>> Start
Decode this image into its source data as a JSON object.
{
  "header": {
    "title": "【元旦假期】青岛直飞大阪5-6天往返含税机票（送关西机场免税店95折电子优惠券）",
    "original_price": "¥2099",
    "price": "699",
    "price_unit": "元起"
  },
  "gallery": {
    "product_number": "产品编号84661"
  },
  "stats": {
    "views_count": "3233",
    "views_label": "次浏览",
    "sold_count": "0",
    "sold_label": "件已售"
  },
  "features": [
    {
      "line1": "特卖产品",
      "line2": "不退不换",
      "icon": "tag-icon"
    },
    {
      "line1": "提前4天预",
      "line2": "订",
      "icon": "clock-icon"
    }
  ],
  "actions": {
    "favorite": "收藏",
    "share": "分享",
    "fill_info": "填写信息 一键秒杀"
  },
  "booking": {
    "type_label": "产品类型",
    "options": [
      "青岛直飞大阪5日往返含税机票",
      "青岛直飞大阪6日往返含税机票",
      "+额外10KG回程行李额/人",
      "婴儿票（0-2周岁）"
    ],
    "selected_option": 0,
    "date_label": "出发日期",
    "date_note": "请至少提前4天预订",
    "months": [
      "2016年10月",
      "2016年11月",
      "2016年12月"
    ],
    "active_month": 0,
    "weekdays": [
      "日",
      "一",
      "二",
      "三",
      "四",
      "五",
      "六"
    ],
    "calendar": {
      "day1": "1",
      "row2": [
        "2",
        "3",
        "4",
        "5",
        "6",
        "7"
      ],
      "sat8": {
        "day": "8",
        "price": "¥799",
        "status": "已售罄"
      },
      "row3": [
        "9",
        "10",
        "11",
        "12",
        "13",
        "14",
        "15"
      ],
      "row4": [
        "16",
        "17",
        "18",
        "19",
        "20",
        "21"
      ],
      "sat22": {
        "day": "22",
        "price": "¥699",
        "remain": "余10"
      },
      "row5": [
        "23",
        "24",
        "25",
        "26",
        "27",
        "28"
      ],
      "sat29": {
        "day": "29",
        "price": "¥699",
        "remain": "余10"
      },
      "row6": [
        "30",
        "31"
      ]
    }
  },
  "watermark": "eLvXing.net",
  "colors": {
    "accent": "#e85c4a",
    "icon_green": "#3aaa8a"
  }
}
>> End
The records above should all be quoted exactly, please.

| REPLY TO THE EXERCISE |
Decode this image into its source data as a JSON object.
{
  "header": {
    "title": "【元旦假期】青岛直飞大阪5-6天往返含税机票（送关西机场免税店95折电子优惠券）",
    "original_price": "¥2099",
    "price": "699",
    "price_unit": "元起"
  },
  "gallery": {
    "product_number": "产品编号84661"
  },
  "stats": {
    "views_count": "3233",
    "views_label": "次浏览",
    "sold_count": "0",
    "sold_label": "件已售"
  },
  "features": [
    {
      "line1": "特卖产品",
      "line2": "不退不换",
      "icon": "tag-icon"
    },
    {
      "line1": "提前4天预",
      "line2": "订",
      "icon": "clock-icon"
    }
  ],
  "actions": {
    "favorite": "收藏",
    "share": "分享",
    "fill_info": "填写信息 一键秒杀"
  },
  "booking": {
    "type_label": "产品类型",
    "options": [
      "青岛直飞大阪5日往返含税机票",
      "青岛直飞大阪6日往返含税机票",
      "+额外10KG回程行李额/人",
      "婴儿票（0-2周岁）"
    ],
    "selected_option": 0,
    "date_label": "出发日期",
    "date_note": "请至少提前4天预订",
    "months": [
      "2016年10月",
      "2016年11月",
      "2016年12月"
    ],
    "active_month": 0,
    "weekdays": [
      "日",
      "一",
      "二",
      "三",
      "四",
      "五",
      "六"
    ],
    "calendar": {
      "day1": "1",
      "row2": [
        "2",
        "3",
        "4",
        "5",
        "6",
        "7"
      ],
      "sat8": {
        "day": "8",
        "price": "¥799",
        "status": "已售罄"
      },
      "row3": [
        "9",
        "10",
        "11",
        "12",
        "13",
        "14",
        "15"
      ],
      "row4": [
        "16",
        "17",
        "18",
        "19",
        "20",
        "21"
      ],
      "sat22": {
        "day": "22",
        "price": "¥699",
        "remain": "余10"
      },
      "row5": [
        "23",
        "24",
        "25",
        "26",
        "27",
        "28"
      ],
      "sat29": {
        "day": "29",
        "price": "¥699",
        "remain": "余10"
      },
      "row6": [
        "30",
        "31"
      ]
    }
  },
  "watermark": "eLvXing.net",
  "colors": {
    "accent": "#e85c4a",
    "icon_green": "#3aaa8a"
  }
}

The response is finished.